[Prompt]:
Records follow. Select each line holding "fórmulas".

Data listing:
'''
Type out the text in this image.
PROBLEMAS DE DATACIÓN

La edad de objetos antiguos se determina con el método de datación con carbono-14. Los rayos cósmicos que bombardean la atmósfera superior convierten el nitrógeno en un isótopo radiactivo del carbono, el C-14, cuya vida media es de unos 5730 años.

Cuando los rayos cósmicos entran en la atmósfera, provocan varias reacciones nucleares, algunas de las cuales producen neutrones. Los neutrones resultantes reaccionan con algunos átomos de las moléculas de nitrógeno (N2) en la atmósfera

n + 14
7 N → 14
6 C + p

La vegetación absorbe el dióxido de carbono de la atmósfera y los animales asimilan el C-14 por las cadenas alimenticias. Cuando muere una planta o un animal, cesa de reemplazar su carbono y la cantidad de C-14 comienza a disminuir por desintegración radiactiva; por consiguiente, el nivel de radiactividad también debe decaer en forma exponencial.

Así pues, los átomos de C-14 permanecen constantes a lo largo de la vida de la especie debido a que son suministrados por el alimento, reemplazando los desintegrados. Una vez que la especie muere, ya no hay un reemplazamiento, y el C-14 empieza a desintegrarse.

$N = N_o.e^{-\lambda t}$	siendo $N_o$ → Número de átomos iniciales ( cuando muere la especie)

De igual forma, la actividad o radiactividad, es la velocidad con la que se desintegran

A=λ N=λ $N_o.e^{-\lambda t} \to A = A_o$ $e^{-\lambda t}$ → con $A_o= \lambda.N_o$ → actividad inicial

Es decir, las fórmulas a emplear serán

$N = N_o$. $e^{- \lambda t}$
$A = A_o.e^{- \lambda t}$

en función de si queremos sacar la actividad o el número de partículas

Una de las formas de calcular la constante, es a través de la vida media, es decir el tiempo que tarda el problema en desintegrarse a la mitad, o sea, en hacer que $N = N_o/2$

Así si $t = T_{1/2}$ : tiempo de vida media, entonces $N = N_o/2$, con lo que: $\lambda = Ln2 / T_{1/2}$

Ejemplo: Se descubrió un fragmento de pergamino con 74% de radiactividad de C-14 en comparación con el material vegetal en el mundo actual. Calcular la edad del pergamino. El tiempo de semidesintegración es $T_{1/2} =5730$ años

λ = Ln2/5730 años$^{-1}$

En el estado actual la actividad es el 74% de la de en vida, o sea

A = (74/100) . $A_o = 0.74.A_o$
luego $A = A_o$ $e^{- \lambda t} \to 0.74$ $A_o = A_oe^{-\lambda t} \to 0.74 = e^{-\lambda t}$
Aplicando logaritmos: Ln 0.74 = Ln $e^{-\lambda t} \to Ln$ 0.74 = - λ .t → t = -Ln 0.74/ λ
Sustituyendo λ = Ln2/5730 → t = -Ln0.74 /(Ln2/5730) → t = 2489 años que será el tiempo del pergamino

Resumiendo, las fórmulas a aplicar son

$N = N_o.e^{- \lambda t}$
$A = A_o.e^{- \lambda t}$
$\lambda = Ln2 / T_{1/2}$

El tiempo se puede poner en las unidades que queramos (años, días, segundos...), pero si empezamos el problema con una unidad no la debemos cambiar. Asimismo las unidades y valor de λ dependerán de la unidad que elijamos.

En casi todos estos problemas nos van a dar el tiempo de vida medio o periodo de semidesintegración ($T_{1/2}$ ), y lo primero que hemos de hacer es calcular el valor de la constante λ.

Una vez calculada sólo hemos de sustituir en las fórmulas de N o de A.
'''
'''
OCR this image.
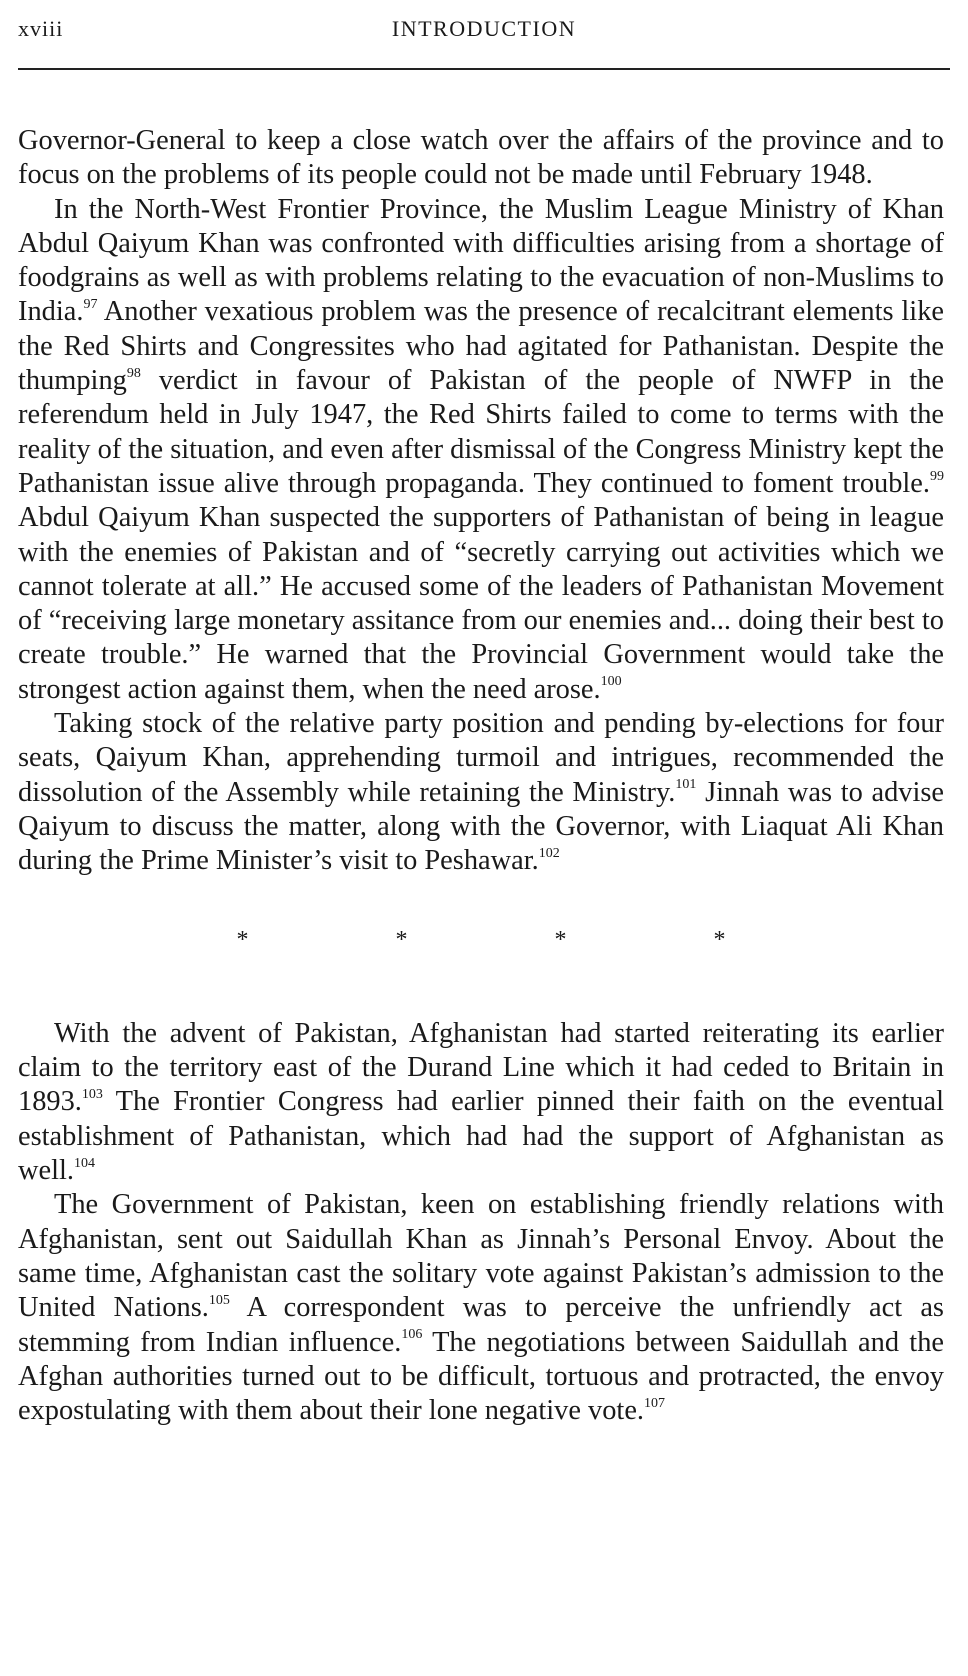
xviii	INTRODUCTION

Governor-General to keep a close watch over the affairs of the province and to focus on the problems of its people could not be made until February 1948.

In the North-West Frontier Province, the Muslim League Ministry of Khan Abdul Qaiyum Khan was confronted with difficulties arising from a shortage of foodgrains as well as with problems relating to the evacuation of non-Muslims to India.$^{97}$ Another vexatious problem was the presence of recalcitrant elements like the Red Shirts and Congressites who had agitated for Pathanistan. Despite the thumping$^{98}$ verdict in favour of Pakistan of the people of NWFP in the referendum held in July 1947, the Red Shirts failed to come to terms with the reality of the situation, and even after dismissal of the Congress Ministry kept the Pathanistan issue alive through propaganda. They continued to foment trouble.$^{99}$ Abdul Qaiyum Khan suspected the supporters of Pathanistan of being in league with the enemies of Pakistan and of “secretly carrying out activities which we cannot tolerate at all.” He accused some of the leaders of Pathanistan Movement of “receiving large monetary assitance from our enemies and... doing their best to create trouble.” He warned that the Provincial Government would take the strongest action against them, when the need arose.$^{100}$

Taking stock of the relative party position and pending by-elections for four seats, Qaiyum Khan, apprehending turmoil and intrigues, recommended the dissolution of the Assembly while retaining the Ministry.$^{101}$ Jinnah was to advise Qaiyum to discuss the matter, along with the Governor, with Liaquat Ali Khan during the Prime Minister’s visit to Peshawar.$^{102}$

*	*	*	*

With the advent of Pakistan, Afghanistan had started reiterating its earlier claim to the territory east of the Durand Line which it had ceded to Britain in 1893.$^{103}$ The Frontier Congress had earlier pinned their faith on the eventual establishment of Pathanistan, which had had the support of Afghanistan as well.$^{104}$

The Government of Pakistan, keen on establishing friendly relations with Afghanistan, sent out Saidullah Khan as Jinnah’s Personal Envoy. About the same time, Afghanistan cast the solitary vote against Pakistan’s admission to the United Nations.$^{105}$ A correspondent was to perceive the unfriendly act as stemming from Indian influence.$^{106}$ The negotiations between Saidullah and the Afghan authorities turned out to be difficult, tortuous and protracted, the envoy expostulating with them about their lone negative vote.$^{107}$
'''
[The solution]:
Es decir, las fórmulas a emplear serán
Resumiendo, las fórmulas a aplicar son
Una vez calculada sólo hemos de sustituir en las fórmulas de N o de A.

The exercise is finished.